Saved data entries:
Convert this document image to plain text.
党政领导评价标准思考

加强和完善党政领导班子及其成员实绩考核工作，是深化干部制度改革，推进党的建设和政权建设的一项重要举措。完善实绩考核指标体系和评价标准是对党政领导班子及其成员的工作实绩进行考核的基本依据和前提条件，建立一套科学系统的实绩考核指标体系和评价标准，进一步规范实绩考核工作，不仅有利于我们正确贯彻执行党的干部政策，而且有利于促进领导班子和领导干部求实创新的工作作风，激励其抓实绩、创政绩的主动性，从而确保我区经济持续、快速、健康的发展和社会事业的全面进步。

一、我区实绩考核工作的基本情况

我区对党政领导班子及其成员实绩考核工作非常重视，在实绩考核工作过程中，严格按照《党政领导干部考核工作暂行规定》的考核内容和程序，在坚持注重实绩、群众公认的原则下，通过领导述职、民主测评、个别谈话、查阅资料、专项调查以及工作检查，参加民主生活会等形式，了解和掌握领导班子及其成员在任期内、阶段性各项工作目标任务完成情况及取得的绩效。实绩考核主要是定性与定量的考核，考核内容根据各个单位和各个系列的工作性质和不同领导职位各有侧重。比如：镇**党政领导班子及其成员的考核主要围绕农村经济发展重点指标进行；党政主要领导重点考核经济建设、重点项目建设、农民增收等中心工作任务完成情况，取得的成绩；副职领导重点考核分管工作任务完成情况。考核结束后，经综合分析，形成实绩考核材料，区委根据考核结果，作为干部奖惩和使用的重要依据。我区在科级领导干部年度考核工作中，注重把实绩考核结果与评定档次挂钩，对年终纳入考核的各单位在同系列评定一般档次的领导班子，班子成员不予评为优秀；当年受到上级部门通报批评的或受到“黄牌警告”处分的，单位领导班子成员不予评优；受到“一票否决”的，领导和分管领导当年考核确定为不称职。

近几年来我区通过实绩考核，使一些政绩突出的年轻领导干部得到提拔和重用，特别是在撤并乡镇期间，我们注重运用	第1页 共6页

§ Work to do
Return all of the entries exactly as written.

§ The solution
Convert this document image to plain text.
党政领导评价标准思考

加强和完善党政领导班子及其成员实绩考核工作，是深化干部制度改革，推进党的建设和政权建设的一项重要举措。完善实绩考核指标体系和评价标准是对党政领导班子及其成员的工作实绩进行考核的基本依据和前提条件，建立一套科学系统的实绩考核指标体系和评价标准，进一步规范实绩考核工作，不仅有利于我们正确贯彻执行党的干部政策，而且有利于促进领导班子和领导干部求实创新的工作作风，激励其抓实绩、创政绩的主动性，从而确保我区经济持续、快速、健康的发展和社会事业的全面进步。

一、我区实绩考核工作的基本情况

我区对党政领导班子及其成员实绩考核工作非常重视，在实绩考核工作过程中，严格按照《党政领导干部考核工作暂行规定》的考核内容和程序，在坚持注重实绩、群众公认的原则下，通过领导述职、民主测评、个别谈话、查阅资料、专项调查以及工作检查，参加民主生活会等形式，了解和掌握领导班子及其成员在任期内、阶段性各项工作目标任务完成情况及取得的绩效。实绩考核主要是定性与定量的考核，考核内容根据各个单位和各个系列的工作性质和不同领导职位各有侧重。比如：镇**党政领导班子及其成员的考核主要围绕农村经济发展重点指标进行；党政主要领导重点考核经济建设、重点项目建设、农民增收等中心工作任务完成情况，取得的成绩；副职领导重点考核分管工作任务完成情况。考核结束后，经综合分析，形成实绩考核材料，区委根据考核结果，作为干部奖惩和使用的重要依据。我区在科级领导干部年度考核工作中，注重把实绩考核结果与评定档次挂钩，对年终纳入考核的各单位在同系列评定一般档次的领导班子，班子成员不予评为优秀；当年受到上级部门通报批评的或受到“黄牌警告”处分的，单位领导班子成员不予评优；受到“一票否决”的，领导和分管领导当年考核确定为不称职。

近几年来我区通过实绩考核，使一些政绩突出的年轻领导干部得到提拔和重用，特别是在撤并乡镇期间，我们注重运用	第1页 共6页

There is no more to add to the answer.